Transcribe the data in full and exactly, omitting any pictures.
-.-.-
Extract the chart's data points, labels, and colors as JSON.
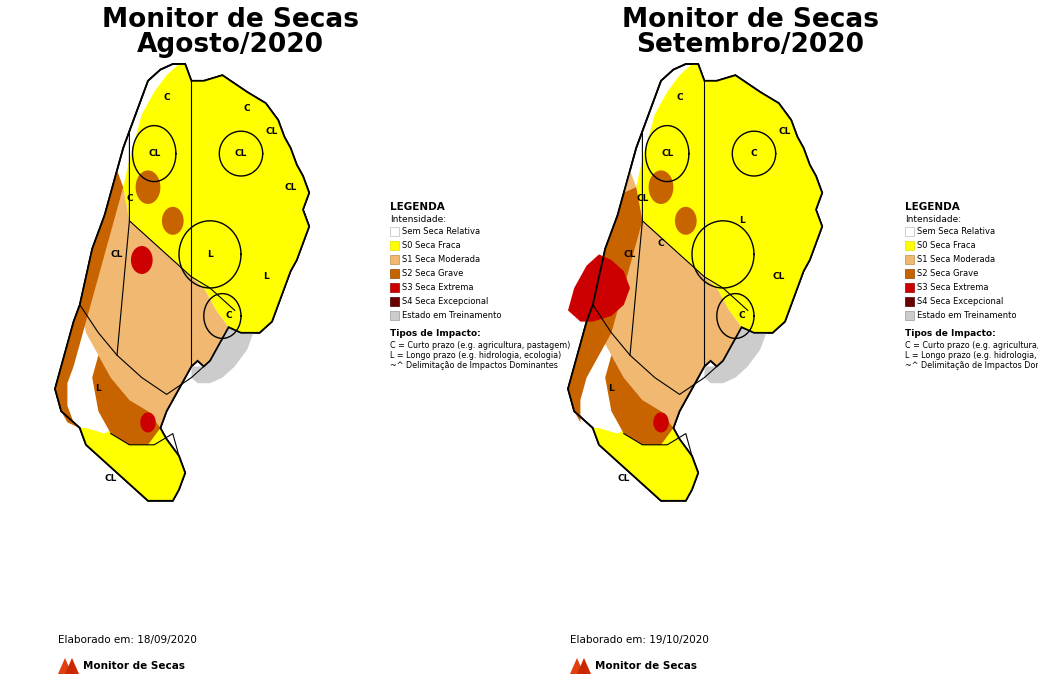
{
  "title_left_line1": "Monitor de Secas",
  "title_left_line2": "Agosto/2020",
  "title_right_line1": "Monitor de Secas",
  "title_right_line2": "Setembro/2020",
  "elaborado_left": "Elaborado em: 18/09/2020",
  "elaborado_right": "Elaborado em: 19/10/2020",
  "monitor_label": "Monitor de Secas",
  "background_color": "#ffffff",
  "legend_title": "LEGENDA",
  "legend_intensidade": "Intensidade:",
  "legend_items": [
    {
      "color": "#ffffff",
      "label": "Sem Seca Relativa",
      "edgecolor": "#bbbbbb"
    },
    {
      "color": "#ffff00",
      "label": "S0 Seca Fraca",
      "edgecolor": "#dddd00"
    },
    {
      "color": "#f0b870",
      "label": "S1 Seca Moderada",
      "edgecolor": "#c09050"
    },
    {
      "color": "#c86400",
      "label": "S2 Seca Grave",
      "edgecolor": "#904800"
    },
    {
      "color": "#cc0000",
      "label": "S3 Seca Extrema",
      "edgecolor": "#990000"
    },
    {
      "color": "#6b0000",
      "label": "S4 Seca Excepcional",
      "edgecolor": "#440000"
    },
    {
      "color": "#cccccc",
      "label": "Estado em Treinamento",
      "edgecolor": "#999999"
    }
  ],
  "tipos_impacto_title": "Tipos de Impacto:",
  "tipos_impacto_lines": [
    "C = Curto prazo (e.g. agricultura, pastagem)",
    "L = Longo prazo (e.g. hidrologia, ecologia)",
    "~^ Delimitação de Impactos Dominantes"
  ],
  "map_colors": {
    "no_drought": "#ffffff",
    "s0": "#ffff00",
    "s1": "#f0b870",
    "s2": "#c86400",
    "s3": "#cc0000",
    "s4": "#6b0000",
    "training": "#cccccc"
  }
}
-.-.-
- [Expected answer]:
Extract the chart's data points, labels, and colors as JSON.
{
  "title_left_line1": "Monitor de Secas",
  "title_left_line2": "Agosto/2020",
  "title_right_line1": "Monitor de Secas",
  "title_right_line2": "Setembro/2020",
  "elaborado_left": "Elaborado em: 18/09/2020",
  "elaborado_right": "Elaborado em: 19/10/2020",
  "monitor_label": "Monitor de Secas",
  "background_color": "#ffffff",
  "legend_title": "LEGENDA",
  "legend_intensidade": "Intensidade:",
  "legend_items": [
    {
      "color": "#ffffff",
      "label": "Sem Seca Relativa",
      "edgecolor": "#bbbbbb"
    },
    {
      "color": "#ffff00",
      "label": "S0 Seca Fraca",
      "edgecolor": "#dddd00"
    },
    {
      "color": "#f0b870",
      "label": "S1 Seca Moderada",
      "edgecolor": "#c09050"
    },
    {
      "color": "#c86400",
      "label": "S2 Seca Grave",
      "edgecolor": "#904800"
    },
    {
      "color": "#cc0000",
      "label": "S3 Seca Extrema",
      "edgecolor": "#990000"
    },
    {
      "color": "#6b0000",
      "label": "S4 Seca Excepcional",
      "edgecolor": "#440000"
    },
    {
      "color": "#cccccc",
      "label": "Estado em Treinamento",
      "edgecolor": "#999999"
    }
  ],
  "tipos_impacto_title": "Tipos de Impacto:",
  "tipos_impacto_lines": [
    "C = Curto prazo (e.g. agricultura, pastagem)",
    "L = Longo prazo (e.g. hidrologia, ecologia)",
    "~^ Delimitação de Impactos Dominantes"
  ],
  "map_colors": {
    "no_drought": "#ffffff",
    "s0": "#ffff00",
    "s1": "#f0b870",
    "s2": "#c86400",
    "s3": "#cc0000",
    "s4": "#6b0000",
    "training": "#cccccc"
  }
}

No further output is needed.